**Work to be completed**:
Any picture among the records should be left out, please; retype the rest exactly.

════

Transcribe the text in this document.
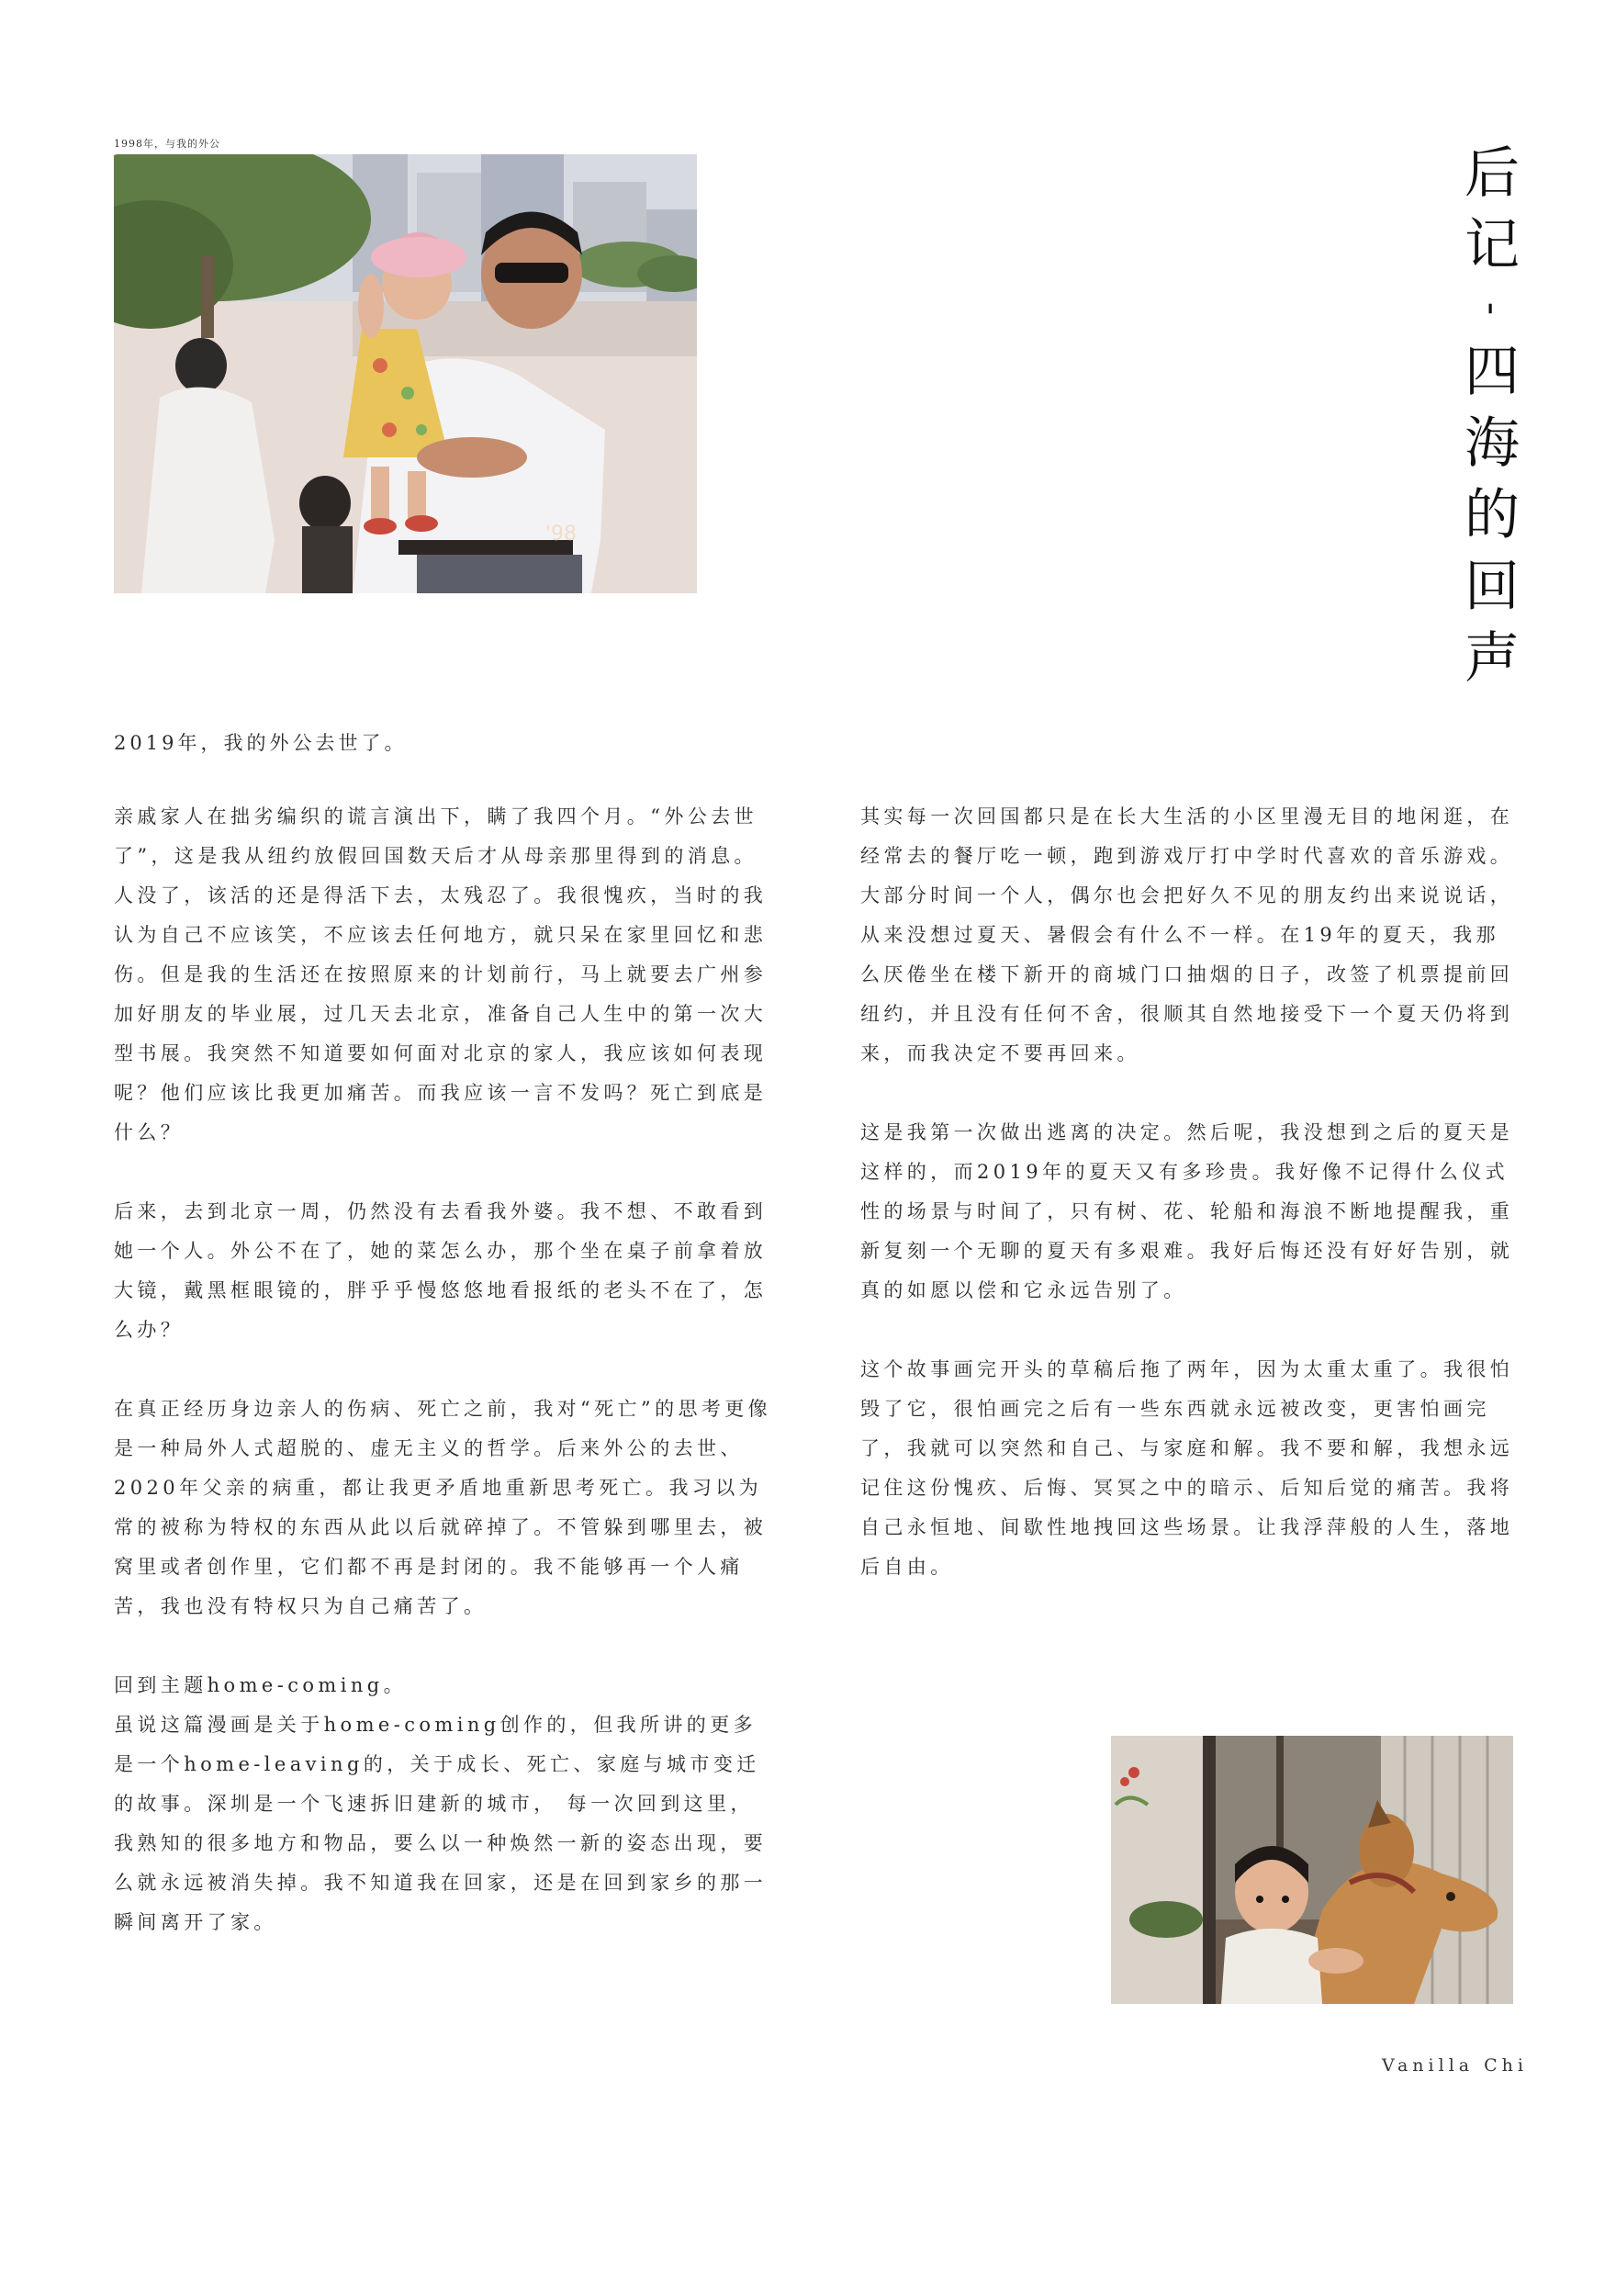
1998年，与我的外公
'98
后
记
-
四
海
的
回
声

2019年，我的外公去世了。

亲戚家人在拙劣编织的谎言演出下，瞒了我四个月。“外公去世了”，这是我从纽约放假回国数天后才从母亲那里得到的消息。人没了，该活的还是得活下去，太残忍了。我很愧疚，当时的我认为自己不应该笑，不应该去任何地方，就只呆在家里回忆和悲伤。但是我的生活还在按照原来的计划前行，马上就要去广州参加好朋友的毕业展，过几天去北京，准备自己人生中的第一次大型书展。我突然不知道要如何面对北京的家人，我应该如何表现呢？他们应该比我更加痛苦。而我应该一言不发吗？死亡到底是什么？

后来，去到北京一周，仍然没有去看我外婆。我不想、不敢看到她一个人。外公不在了，她的菜怎么办，那个坐在桌子前拿着放大镜，戴黑框眼镜的，胖乎乎慢悠悠地看报纸的老头不在了，怎么办？

在真正经历身边亲人的伤病、死亡之前，我对“死亡”的思考更像是一种局外人式超脱的、虚无主义的哲学。后来外公的去世、2020年父亲的病重，都让我更矛盾地重新思考死亡。我习以为常的被称为特权的东西从此以后就碎掉了。不管躲到哪里去，被窝里或者创作里，它们都不再是封闭的。我不能够再一个人痛苦，我也没有特权只为自己痛苦了。

回到主题home-coming。

虽说这篇漫画是关于home-coming创作的，但我所讲的更多是一个home-leaving的，关于成长、死亡、家庭与城市变迁的故事。深圳是一个飞速拆旧建新的城市， 每一次回到这里，我熟知的很多地方和物品，要么以一种焕然一新的姿态出现，要么就永远被消失掉。我不知道我在回家，还是在回到家乡的那一瞬间离开了家。

其实每一次回国都只是在长大生活的小区里漫无目的地闲逛，在经常去的餐厅吃一顿，跑到游戏厅打中学时代喜欢的音乐游戏。大部分时间一个人，偶尔也会把好久不见的朋友约出来说说话，从来没想过夏天、暑假会有什么不一样。在19年的夏天，我那么厌倦坐在楼下新开的商城门口抽烟的日子，改签了机票提前回纽约，并且没有任何不舍，很顺其自然地接受下一个夏天仍将到来，而我决定不要再回来。

这是我第一次做出逃离的决定。然后呢，我没想到之后的夏天是这样的，而2019年的夏天又有多珍贵。我好像不记得什么仪式性的场景与时间了，只有树、花、轮船和海浪不断地提醒我，重新复刻一个无聊的夏天有多艰难。我好后悔还没有好好告别，就真的如愿以偿和它永远告别了。

这个故事画完开头的草稿后拖了两年，因为太重太重了。我很怕毁了它，很怕画完之后有一些东西就永远被改变，更害怕画完了，我就可以突然和自己、与家庭和解。我不要和解，我想永远记住这份愧疚、后悔、冥冥之中的暗示、后知后觉的痛苦。我将自己永恒地、间歇性地拽回这些场景。让我浮萍般的人生，落地后自由。

Vanilla Chi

════

**Finished task**:
Transcribe the text in this document.
1998年，与我的外公
'98
后
记
-
四
海
的
回
声

2019年，我的外公去世了。

亲戚家人在拙劣编织的谎言演出下，瞒了我四个月。“外公去世了”，这是我从纽约放假回国数天后才从母亲那里得到的消息。人没了，该活的还是得活下去，太残忍了。我很愧疚，当时的我认为自己不应该笑，不应该去任何地方，就只呆在家里回忆和悲伤。但是我的生活还在按照原来的计划前行，马上就要去广州参加好朋友的毕业展，过几天去北京，准备自己人生中的第一次大型书展。我突然不知道要如何面对北京的家人，我应该如何表现呢？他们应该比我更加痛苦。而我应该一言不发吗？死亡到底是什么？

后来，去到北京一周，仍然没有去看我外婆。我不想、不敢看到她一个人。外公不在了，她的菜怎么办，那个坐在桌子前拿着放大镜，戴黑框眼镜的，胖乎乎慢悠悠地看报纸的老头不在了，怎么办？

在真正经历身边亲人的伤病、死亡之前，我对“死亡”的思考更像是一种局外人式超脱的、虚无主义的哲学。后来外公的去世、2020年父亲的病重，都让我更矛盾地重新思考死亡。我习以为常的被称为特权的东西从此以后就碎掉了。不管躲到哪里去，被窝里或者创作里，它们都不再是封闭的。我不能够再一个人痛苦，我也没有特权只为自己痛苦了。

回到主题home-coming。

虽说这篇漫画是关于home-coming创作的，但我所讲的更多是一个home-leaving的，关于成长、死亡、家庭与城市变迁的故事。深圳是一个飞速拆旧建新的城市， 每一次回到这里，我熟知的很多地方和物品，要么以一种焕然一新的姿态出现，要么就永远被消失掉。我不知道我在回家，还是在回到家乡的那一瞬间离开了家。

其实每一次回国都只是在长大生活的小区里漫无目的地闲逛，在经常去的餐厅吃一顿，跑到游戏厅打中学时代喜欢的音乐游戏。大部分时间一个人，偶尔也会把好久不见的朋友约出来说说话，从来没想过夏天、暑假会有什么不一样。在19年的夏天，我那么厌倦坐在楼下新开的商城门口抽烟的日子，改签了机票提前回纽约，并且没有任何不舍，很顺其自然地接受下一个夏天仍将到来，而我决定不要再回来。

这是我第一次做出逃离的决定。然后呢，我没想到之后的夏天是这样的，而2019年的夏天又有多珍贵。我好像不记得什么仪式性的场景与时间了，只有树、花、轮船和海浪不断地提醒我，重新复刻一个无聊的夏天有多艰难。我好后悔还没有好好告别，就真的如愿以偿和它永远告别了。

这个故事画完开头的草稿后拖了两年，因为太重太重了。我很怕毁了它，很怕画完之后有一些东西就永远被改变，更害怕画完了，我就可以突然和自己、与家庭和解。我不要和解，我想永远记住这份愧疚、后悔、冥冥之中的暗示、后知后觉的痛苦。我将自己永恒地、间歇性地拽回这些场景。让我浮萍般的人生，落地后自由。

Vanilla Chi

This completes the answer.